Filter the entries, keeping every line with the word "水务能源协同发展".

(Figure contents as structured data)
........

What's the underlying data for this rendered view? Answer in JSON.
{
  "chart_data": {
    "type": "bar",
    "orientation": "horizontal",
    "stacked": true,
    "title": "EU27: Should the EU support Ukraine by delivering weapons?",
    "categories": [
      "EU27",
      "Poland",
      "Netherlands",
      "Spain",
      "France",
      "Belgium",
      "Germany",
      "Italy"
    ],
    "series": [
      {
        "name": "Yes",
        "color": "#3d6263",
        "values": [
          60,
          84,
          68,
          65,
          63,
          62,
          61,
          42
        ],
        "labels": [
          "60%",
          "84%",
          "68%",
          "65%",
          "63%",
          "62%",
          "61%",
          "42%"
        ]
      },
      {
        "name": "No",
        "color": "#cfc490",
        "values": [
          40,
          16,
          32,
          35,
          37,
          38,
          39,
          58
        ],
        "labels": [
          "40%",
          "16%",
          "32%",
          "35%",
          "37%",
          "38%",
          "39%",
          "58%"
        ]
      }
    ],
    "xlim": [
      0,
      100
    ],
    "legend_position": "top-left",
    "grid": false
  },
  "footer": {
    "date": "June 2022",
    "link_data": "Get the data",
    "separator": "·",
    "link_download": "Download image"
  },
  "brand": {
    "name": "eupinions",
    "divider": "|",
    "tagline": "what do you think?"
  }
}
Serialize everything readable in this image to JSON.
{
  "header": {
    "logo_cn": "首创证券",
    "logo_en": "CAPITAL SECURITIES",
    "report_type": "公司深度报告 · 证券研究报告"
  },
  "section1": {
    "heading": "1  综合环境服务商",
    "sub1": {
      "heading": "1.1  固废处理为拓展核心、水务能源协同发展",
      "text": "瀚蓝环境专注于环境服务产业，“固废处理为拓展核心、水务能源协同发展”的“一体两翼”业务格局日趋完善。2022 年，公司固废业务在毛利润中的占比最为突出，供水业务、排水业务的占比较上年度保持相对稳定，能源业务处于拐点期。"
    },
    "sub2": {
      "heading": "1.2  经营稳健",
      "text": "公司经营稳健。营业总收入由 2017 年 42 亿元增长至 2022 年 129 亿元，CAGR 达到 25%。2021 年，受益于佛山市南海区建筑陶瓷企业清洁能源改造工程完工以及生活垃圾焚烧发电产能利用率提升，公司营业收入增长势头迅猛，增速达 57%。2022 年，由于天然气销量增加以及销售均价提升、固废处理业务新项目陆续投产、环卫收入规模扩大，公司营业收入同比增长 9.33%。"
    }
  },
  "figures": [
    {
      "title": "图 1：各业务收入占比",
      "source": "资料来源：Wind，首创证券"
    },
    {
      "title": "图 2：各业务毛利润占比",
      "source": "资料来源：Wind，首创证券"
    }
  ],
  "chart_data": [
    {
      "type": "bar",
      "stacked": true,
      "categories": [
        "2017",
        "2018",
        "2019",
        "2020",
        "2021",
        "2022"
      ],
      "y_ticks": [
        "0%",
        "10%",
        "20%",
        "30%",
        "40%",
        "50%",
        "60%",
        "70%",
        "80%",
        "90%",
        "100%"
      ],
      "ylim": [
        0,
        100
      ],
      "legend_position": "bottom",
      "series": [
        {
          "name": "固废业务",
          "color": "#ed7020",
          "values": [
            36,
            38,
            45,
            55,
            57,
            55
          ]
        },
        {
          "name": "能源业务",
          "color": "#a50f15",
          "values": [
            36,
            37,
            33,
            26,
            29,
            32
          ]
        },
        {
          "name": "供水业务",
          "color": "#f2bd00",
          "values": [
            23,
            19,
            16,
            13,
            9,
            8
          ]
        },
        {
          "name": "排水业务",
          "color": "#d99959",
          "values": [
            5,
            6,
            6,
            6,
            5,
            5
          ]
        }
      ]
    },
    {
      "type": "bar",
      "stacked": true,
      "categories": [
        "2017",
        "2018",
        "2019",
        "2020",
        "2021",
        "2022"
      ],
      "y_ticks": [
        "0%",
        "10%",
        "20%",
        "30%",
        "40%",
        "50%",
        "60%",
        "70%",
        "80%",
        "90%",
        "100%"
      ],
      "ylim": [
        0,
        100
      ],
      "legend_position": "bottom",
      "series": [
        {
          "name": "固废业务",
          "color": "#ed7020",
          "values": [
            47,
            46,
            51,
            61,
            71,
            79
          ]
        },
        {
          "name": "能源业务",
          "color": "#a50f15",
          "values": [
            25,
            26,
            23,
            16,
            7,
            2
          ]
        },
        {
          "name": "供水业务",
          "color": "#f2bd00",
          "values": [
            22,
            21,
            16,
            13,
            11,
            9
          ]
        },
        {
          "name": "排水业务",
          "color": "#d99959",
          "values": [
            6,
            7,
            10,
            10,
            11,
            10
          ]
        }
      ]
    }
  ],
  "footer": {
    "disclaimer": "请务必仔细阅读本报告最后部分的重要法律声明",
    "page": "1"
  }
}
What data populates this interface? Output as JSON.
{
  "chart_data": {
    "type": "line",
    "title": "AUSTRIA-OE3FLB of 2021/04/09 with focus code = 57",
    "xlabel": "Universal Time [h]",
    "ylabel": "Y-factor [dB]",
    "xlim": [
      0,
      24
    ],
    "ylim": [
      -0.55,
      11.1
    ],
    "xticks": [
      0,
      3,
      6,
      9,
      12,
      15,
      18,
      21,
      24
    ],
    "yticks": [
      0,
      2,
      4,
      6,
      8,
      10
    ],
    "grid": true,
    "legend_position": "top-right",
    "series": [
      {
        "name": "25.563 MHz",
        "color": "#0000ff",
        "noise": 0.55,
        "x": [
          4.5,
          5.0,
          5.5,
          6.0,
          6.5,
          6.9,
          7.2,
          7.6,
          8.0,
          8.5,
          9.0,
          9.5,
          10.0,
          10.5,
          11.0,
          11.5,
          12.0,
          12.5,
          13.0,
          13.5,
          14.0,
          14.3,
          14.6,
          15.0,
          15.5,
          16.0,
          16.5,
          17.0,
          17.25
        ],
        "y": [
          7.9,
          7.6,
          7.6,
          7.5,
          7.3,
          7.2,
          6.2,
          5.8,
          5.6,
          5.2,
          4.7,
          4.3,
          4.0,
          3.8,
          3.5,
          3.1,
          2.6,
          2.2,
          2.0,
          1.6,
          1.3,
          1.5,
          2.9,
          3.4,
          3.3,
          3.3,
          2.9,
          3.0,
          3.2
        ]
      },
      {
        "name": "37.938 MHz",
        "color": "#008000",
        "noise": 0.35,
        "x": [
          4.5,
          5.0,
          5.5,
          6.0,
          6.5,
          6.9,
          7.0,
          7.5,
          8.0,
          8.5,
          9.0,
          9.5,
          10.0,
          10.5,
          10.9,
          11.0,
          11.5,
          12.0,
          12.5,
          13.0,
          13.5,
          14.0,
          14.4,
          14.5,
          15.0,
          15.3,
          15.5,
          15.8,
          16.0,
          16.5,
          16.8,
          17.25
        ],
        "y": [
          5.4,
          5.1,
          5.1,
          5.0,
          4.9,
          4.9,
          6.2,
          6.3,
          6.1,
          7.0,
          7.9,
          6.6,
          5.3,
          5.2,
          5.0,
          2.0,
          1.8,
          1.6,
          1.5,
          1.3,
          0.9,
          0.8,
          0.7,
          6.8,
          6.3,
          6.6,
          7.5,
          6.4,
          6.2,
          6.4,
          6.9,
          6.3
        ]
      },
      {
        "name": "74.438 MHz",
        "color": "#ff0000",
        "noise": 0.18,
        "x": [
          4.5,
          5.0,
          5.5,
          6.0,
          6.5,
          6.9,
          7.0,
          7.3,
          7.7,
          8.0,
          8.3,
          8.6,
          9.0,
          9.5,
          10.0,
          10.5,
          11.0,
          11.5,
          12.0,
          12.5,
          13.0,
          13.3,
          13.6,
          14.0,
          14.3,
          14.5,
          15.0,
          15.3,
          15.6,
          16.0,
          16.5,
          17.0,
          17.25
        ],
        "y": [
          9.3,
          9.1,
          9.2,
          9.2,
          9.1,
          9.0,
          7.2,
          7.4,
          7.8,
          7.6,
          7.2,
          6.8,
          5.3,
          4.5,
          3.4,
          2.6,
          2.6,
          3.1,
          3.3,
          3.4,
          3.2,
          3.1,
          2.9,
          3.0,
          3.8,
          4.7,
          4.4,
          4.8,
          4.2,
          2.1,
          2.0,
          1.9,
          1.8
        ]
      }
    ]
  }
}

........

● Answer to this problem:
      "heading": "1.1  固废处理为拓展核心、水务能源协同发展",
      "text": "瀚蓝环境专注于环境服务产业，“固废处理为拓展核心、水务能源协同发展”的“一体两翼”业务格局日趋完善。2022 年，公司固废业务在毛利润中的占比最为突出，供水业务、排水业务的占比较上年度保持相对稳定，能源业务处于拐点期。"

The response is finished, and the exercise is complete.